Print the listing below verbatim, keeping every line and leaving nothing changed or left out.
— Start of RECORDS TO PROCESS —
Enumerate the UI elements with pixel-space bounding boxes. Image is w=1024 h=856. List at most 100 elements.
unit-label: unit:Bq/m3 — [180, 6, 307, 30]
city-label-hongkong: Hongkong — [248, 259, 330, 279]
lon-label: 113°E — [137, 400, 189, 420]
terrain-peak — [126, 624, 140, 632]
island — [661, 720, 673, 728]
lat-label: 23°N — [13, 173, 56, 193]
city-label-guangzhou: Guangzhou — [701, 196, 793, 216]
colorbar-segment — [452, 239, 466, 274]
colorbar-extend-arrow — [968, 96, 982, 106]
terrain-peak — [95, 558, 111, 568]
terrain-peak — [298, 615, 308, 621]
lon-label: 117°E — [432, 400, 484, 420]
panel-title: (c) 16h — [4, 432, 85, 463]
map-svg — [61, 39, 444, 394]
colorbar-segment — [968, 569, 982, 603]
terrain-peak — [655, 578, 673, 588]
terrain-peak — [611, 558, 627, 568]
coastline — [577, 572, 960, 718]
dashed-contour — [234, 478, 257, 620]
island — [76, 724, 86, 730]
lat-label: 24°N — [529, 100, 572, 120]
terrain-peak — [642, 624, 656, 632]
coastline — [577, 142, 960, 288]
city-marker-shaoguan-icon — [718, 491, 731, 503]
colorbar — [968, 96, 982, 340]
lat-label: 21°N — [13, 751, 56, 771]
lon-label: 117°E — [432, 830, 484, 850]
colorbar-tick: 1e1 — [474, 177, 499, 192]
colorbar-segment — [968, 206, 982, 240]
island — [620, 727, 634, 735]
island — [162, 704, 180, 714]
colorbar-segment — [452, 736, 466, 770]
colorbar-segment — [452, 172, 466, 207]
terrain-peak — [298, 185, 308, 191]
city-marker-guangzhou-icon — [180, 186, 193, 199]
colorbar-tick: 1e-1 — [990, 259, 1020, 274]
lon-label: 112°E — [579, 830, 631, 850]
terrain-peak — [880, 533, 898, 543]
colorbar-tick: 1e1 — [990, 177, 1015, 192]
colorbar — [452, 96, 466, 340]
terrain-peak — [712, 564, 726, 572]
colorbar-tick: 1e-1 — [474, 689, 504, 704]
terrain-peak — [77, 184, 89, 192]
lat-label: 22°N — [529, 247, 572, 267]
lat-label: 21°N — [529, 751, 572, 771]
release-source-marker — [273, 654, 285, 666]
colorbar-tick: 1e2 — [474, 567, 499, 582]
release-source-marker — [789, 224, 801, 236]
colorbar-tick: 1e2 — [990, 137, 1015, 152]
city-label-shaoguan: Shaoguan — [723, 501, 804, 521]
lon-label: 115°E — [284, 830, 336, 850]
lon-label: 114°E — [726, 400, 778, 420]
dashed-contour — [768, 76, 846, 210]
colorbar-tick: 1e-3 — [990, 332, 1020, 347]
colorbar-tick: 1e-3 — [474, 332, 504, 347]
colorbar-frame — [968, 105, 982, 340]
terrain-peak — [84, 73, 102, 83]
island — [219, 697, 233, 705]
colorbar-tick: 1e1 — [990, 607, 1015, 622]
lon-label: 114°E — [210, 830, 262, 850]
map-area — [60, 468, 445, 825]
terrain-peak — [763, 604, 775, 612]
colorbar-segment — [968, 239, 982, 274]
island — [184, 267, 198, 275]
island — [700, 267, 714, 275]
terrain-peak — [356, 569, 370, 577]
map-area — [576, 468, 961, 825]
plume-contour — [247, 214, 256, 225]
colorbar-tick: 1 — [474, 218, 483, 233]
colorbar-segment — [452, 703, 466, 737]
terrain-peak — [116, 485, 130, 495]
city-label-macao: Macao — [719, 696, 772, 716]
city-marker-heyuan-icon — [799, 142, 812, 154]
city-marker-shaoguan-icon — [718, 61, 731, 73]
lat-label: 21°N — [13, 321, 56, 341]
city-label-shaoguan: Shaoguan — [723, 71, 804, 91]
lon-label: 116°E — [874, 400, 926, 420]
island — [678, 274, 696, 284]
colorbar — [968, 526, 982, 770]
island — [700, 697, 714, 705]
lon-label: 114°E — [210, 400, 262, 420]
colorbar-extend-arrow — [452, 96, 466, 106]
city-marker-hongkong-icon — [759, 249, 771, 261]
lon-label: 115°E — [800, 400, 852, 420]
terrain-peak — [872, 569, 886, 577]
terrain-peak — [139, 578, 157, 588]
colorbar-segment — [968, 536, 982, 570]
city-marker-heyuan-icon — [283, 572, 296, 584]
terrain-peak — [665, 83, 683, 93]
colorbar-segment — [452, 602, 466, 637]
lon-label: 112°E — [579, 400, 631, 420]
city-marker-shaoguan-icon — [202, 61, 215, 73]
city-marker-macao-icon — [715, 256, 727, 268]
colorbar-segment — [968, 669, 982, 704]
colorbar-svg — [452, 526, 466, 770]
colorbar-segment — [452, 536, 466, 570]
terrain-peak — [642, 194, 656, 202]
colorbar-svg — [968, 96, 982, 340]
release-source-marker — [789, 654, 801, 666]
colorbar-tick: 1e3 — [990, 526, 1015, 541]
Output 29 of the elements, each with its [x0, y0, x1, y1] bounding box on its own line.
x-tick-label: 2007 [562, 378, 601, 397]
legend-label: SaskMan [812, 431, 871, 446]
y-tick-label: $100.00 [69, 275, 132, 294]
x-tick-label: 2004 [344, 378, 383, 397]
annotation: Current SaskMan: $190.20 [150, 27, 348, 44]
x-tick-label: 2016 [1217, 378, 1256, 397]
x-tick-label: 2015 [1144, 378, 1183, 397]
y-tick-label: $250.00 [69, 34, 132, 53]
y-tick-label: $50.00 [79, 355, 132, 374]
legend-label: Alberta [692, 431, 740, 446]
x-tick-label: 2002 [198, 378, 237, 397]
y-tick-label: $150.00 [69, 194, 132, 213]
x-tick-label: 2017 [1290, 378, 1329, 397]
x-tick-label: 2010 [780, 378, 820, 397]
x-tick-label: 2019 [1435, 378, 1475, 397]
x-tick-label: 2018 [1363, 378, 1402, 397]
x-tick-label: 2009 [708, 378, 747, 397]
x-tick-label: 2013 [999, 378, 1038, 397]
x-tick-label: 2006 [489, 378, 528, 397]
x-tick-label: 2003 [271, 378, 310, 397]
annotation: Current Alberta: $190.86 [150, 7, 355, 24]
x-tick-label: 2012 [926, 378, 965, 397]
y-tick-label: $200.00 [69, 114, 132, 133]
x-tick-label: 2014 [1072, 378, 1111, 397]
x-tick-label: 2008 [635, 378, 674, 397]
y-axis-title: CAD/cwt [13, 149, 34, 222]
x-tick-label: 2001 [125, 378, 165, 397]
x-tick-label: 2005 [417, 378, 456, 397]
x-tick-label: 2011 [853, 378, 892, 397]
— End of RECORDS TO PROCESS —
> OUTPUT
Enumerate the UI elements with pixel-space bounding boxes. Image is w=1024 h=856. List at most 100 elements.
unit-label: unit:Bq/m3 — [180, 6, 307, 30]
city-label-hongkong: Hongkong — [248, 259, 330, 279]
lon-label: 113°E — [137, 400, 189, 420]
terrain-peak — [126, 624, 140, 632]
island — [661, 720, 673, 728]
lat-label: 23°N — [13, 173, 56, 193]
city-label-guangzhou: Guangzhou — [701, 196, 793, 216]
colorbar-segment — [452, 239, 466, 274]
colorbar-extend-arrow — [968, 96, 982, 106]
terrain-peak — [95, 558, 111, 568]
terrain-peak — [298, 615, 308, 621]
lon-label: 117°E — [432, 400, 484, 420]
panel-title: (c) 16h — [4, 432, 85, 463]
map-svg — [61, 39, 444, 394]
colorbar-segment — [968, 569, 982, 603]
terrain-peak — [655, 578, 673, 588]
terrain-peak — [611, 558, 627, 568]
coastline — [577, 572, 960, 718]
dashed-contour — [234, 478, 257, 620]
island — [76, 724, 86, 730]
lat-label: 24°N — [529, 100, 572, 120]
terrain-peak — [642, 624, 656, 632]
coastline — [577, 142, 960, 288]
city-marker-shaoguan-icon — [718, 491, 731, 503]
colorbar — [968, 96, 982, 340]
lat-label: 21°N — [13, 751, 56, 771]
lon-label: 117°E — [432, 830, 484, 850]
colorbar-tick: 1e1 — [474, 177, 499, 192]
colorbar-segment — [968, 206, 982, 240]
island — [620, 727, 634, 735]
island — [162, 704, 180, 714]
colorbar-segment — [452, 736, 466, 770]
colorbar-segment — [452, 172, 466, 207]
terrain-peak — [298, 185, 308, 191]
city-marker-guangzhou-icon — [180, 186, 193, 199]
colorbar-tick: 1e-1 — [990, 259, 1020, 274]
lon-label: 112°E — [579, 830, 631, 850]
terrain-peak — [880, 533, 898, 543]
colorbar-tick: 1e1 — [990, 177, 1015, 192]
colorbar — [452, 96, 466, 340]
terrain-peak — [712, 564, 726, 572]
colorbar-tick: 1e-1 — [474, 689, 504, 704]
terrain-peak — [77, 184, 89, 192]
lat-label: 22°N — [529, 247, 572, 267]
lat-label: 21°N — [529, 751, 572, 771]
release-source-marker — [273, 654, 285, 666]
colorbar-tick: 1e2 — [474, 567, 499, 582]
release-source-marker — [789, 224, 801, 236]
colorbar-tick: 1e2 — [990, 137, 1015, 152]
city-label-shaoguan: Shaoguan — [723, 501, 804, 521]
lon-label: 115°E — [284, 830, 336, 850]
lon-label: 114°E — [726, 400, 778, 420]
dashed-contour — [768, 76, 846, 210]
colorbar-tick: 1e-3 — [990, 332, 1020, 347]
colorbar-tick: 1e-3 — [474, 332, 504, 347]
colorbar-frame — [968, 105, 982, 340]
terrain-peak — [84, 73, 102, 83]
island — [219, 697, 233, 705]
colorbar-tick: 1e1 — [990, 607, 1015, 622]
lon-label: 114°E — [210, 830, 262, 850]
map-area — [60, 468, 445, 825]
terrain-peak — [763, 604, 775, 612]
colorbar-segment — [968, 239, 982, 274]
island — [184, 267, 198, 275]
island — [700, 267, 714, 275]
terrain-peak — [356, 569, 370, 577]
map-area — [576, 468, 961, 825]
plume-contour — [247, 214, 256, 225]
colorbar-tick: 1 — [474, 218, 483, 233]
colorbar-segment — [452, 703, 466, 737]
terrain-peak — [116, 485, 130, 495]
city-label-macao: Macao — [719, 696, 772, 716]
city-marker-heyuan-icon — [799, 142, 812, 154]
city-marker-shaoguan-icon — [718, 61, 731, 73]
lat-label: 21°N — [13, 321, 56, 341]
city-label-shaoguan: Shaoguan — [723, 71, 804, 91]
lon-label: 116°E — [874, 400, 926, 420]
island — [678, 274, 696, 284]
colorbar — [968, 526, 982, 770]
island — [700, 697, 714, 705]
lon-label: 114°E — [210, 400, 262, 420]
colorbar-extend-arrow — [452, 96, 466, 106]
city-marker-hongkong-icon — [759, 249, 771, 261]
lon-label: 115°E — [800, 400, 852, 420]
terrain-peak — [872, 569, 886, 577]
terrain-peak — [139, 578, 157, 588]
colorbar-segment — [968, 536, 982, 570]
city-marker-heyuan-icon — [283, 572, 296, 584]
terrain-peak — [665, 83, 683, 93]
colorbar-segment — [452, 602, 466, 637]
lon-label: 112°E — [579, 400, 631, 420]
city-marker-shaoguan-icon — [202, 61, 215, 73]
city-marker-macao-icon — [715, 256, 727, 268]
colorbar-segment — [968, 669, 982, 704]
colorbar-svg — [452, 526, 466, 770]
colorbar-segment — [452, 536, 466, 570]
terrain-peak — [642, 194, 656, 202]
colorbar-svg — [968, 96, 982, 340]
release-source-marker — [789, 654, 801, 666]
colorbar-tick: 1e3 — [990, 526, 1015, 541]
Output 29 of the elements, each with its [x0, y0, x1, y1] bounding box on its own line.
x-tick-label: 2007 [562, 378, 601, 397]
legend-label: SaskMan [812, 431, 871, 446]
y-tick-label: $100.00 [69, 275, 132, 294]
x-tick-label: 2004 [344, 378, 383, 397]
annotation: Current SaskMan: $190.20 [150, 27, 348, 44]
x-tick-label: 2016 [1217, 378, 1256, 397]
x-tick-label: 2015 [1144, 378, 1183, 397]
y-tick-label: $250.00 [69, 34, 132, 53]
y-tick-label: $50.00 [79, 355, 132, 374]
legend-label: Alberta [692, 431, 740, 446]
x-tick-label: 2002 [198, 378, 237, 397]
y-tick-label: $150.00 [69, 194, 132, 213]
x-tick-label: 2017 [1290, 378, 1329, 397]
x-tick-label: 2010 [780, 378, 820, 397]
x-tick-label: 2019 [1435, 378, 1475, 397]
x-tick-label: 2018 [1363, 378, 1402, 397]
x-tick-label: 2009 [708, 378, 747, 397]
x-tick-label: 2013 [999, 378, 1038, 397]
x-tick-label: 2006 [489, 378, 528, 397]
x-tick-label: 2003 [271, 378, 310, 397]
annotation: Current Alberta: $190.86 [150, 7, 355, 24]
x-tick-label: 2012 [926, 378, 965, 397]
y-tick-label: $200.00 [69, 114, 132, 133]
x-tick-label: 2014 [1072, 378, 1111, 397]
x-tick-label: 2008 [635, 378, 674, 397]
y-axis-title: CAD/cwt [13, 149, 34, 222]
x-tick-label: 2001 [125, 378, 165, 397]
x-tick-label: 2005 [417, 378, 456, 397]
x-tick-label: 2011 [853, 378, 892, 397]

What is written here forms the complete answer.